▶ DOCUMENT SECTION:
The science of buildings
Last updated: September 24, 2007.

Amazing buildings make amazing cities.
But what makes amazing
buildings so.... amazing? Apart from being
lovely to look at and wonderful to work in, an amazing building is
quite often the product of very clever engineering. In other words,
it's built not just on rocks or earth but on cutting-edge science and
technology. Amazing buildings can withstand earthquakes and plane
crashes. They can heat themselves using little more than the Sun's
gaze. They use advanced materials in very advanced ways so you never
have to paint the woodwork or clean the windows. Let's take a closer
look at some of the science hiding inside the places where we live,
work, sleep, and breathe.
Photo: One of the world's biggest buildings is
NASA's vehicle assembly building (VAB), where space rockets are
constructed. The enormous building is shown here during construction in
1965.
Picture courtesy of Great Images in NASA.
How gravity gets you down
All kids like building things! Whether we're stacking LEGO®
blocks or playing cards in the living room, sticks in the forest, or
sandcastles on the beach, we're all architects and builders at heart.
Think back to the last time you made something in this way. What was
the biggest problem you faced? One of the things that would have
worried you was the possibility of your building toppling over once it
reached a certain height. That's also true in the real world, where the
number one problem any builder faces is keeping their structure
upright.
The trouble is all to do with gravity: the magnetic-like force of
attraction between any two objects in our universe. On Earth, we see
gravity as a tendency for things to fall toward the floor, but gravity
always work two ways. If you drop a pen, it does indeed fall toward the
floor—but the floor also jumps up by a microscopic amount to meet it on
the way! The force pulling your pen down toward Earth is exactly the
same size as the force that pulls Earth up toward your pen.
Now gravity usually pulls things straight downward, but it can act
in other ways too. Suppose you built a really tall brick wall. We can
think of gravity acting on it in two different ways. We can see it as a
collection of separate bricks, with gravity pulling on each one
separately. Or we can think of it as a solid wall with gravity pulling
on the whole thing, just as though all its mass were packed into a
single point in its center. The place where an object's mass seems to
be concentrated is called its center
of gravity. For a simple brick wall, the center of gravity is
slap bang in the middle of the central brick.
So what makes a wall fall over? If the center of gravity is over to
one side (if we've not built the wall straight or if we've built it on
sloping ground), the force of gravity acting down will produce a
turning effect called a moment. If the moment is small, the mortar
between the bricks can resist it and keep the wall upright. But if the
moment is too large, the mortar will break apart, the bricks will
topple, and the wall will collapse.

▶ INFORMATION SUPPLIED:
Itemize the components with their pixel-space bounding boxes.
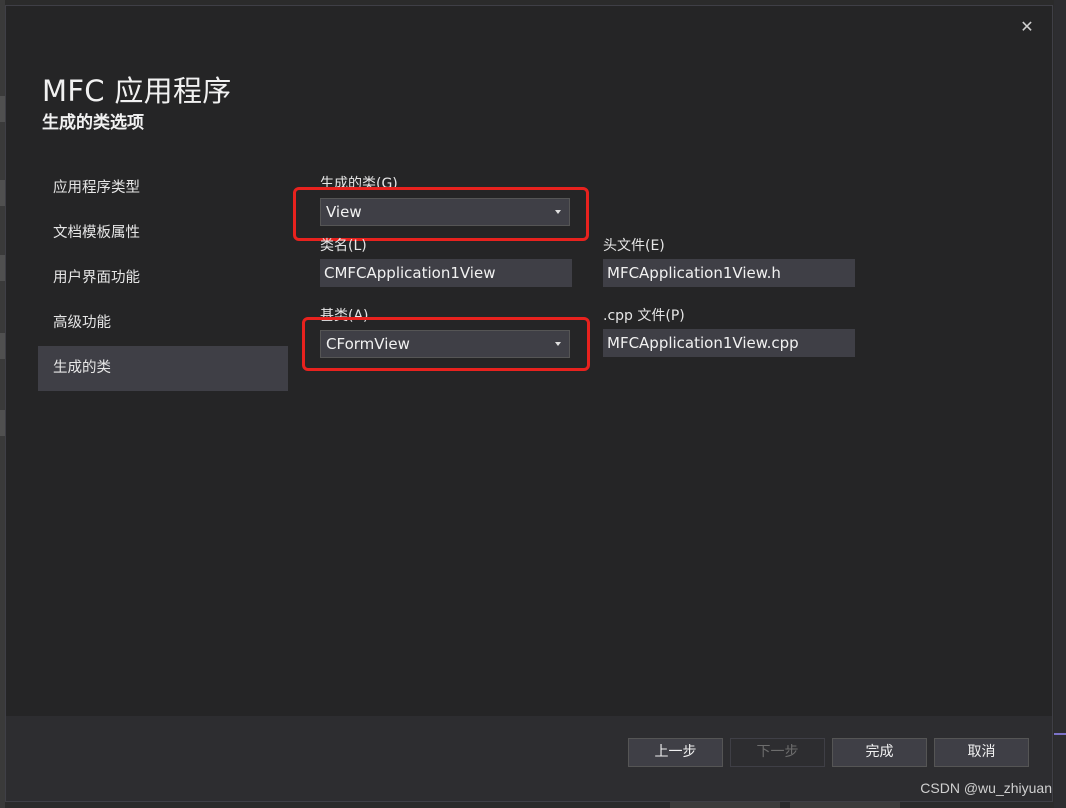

▶ AIM 1:
Quote the building science article from "Amazing buildings make" to "sleep, and breathe.".
▶ AIM 2:
In the building science article, what name is given to the place where an object's mass seems to be concentrated?
▶ AIM 3:
Carry on writing the building science article from its final sentence.

▶ WRITTEN REPLY 1:
Amazing buildings make amazing cities.
But what makes amazing
buildings so.... amazing? Apart from being
lovely to look at and wonderful to work in, an amazing building is
quite often the product of very clever engineering. In other words,
it's built not just on rocks or earth but on cutting-edge science and
technology. Amazing buildings can withstand earthquakes and plane
crashes. They can heat themselves using little more than the Sun's
gaze. They use advanced materials in very advanced ways so you never
have to paint the woodwork or clean the windows. Let's take a closer
look at some of the science hiding inside the places where we live,
work, sleep, and breathe.

▶ WRITTEN REPLY 2:
Its center of gravity.

▶ WRITTEN REPLY 3:
Why walls stay up and why they collapse. Left:
If a wall is built upright
or on flat ground, the center of gravity (blue dot) is directly above
the center point of the
wall's foundations (yellow dot), so the wall is stable. Right: But if a
wall is built on sloping ground,
the center of gravity is no longer above the center of the base. Now
gravity (red arrow) creates
a moment (green arrow) that tips the wall over. The higher the wall,
the greater the mass above the center of gravity, the greater the
turning force and the more chance the wall will collapse.
Now this doesn't just apply to single walls: it applies to entire
buildings. If a skyscraper is 200 m (650 ft) tall and a gale blows it
hard at the top, there's a huge turning force trying to tip the whole
building over to the side. That's why tall buildings need deep
foundations (where a significant part of the building is constructed
underground to support the part that's above ground). If something
tries to push the top the building to one side, the foundations
effectively resist and push it back in the opposite direction! In other
words, they help to counter the moment that would make a building
topple to one side.
Weighty issues
It's not only sideways, toppling forces that buildings have to
withstand. If you've ever picked up a brick or a piece of stone
masonry, you'll know it's reasonably heavy. Now imagine how much all
the bricks or blocks of stone in a skyscraper weigh. Add to that the
weight of the floors and ceilings. And then, on top of that, the weight
of all the office equipment, furniture, and people in the building.
What you have is a gigantic lump of weight pushing straight
downwards... which immediately raises two questions.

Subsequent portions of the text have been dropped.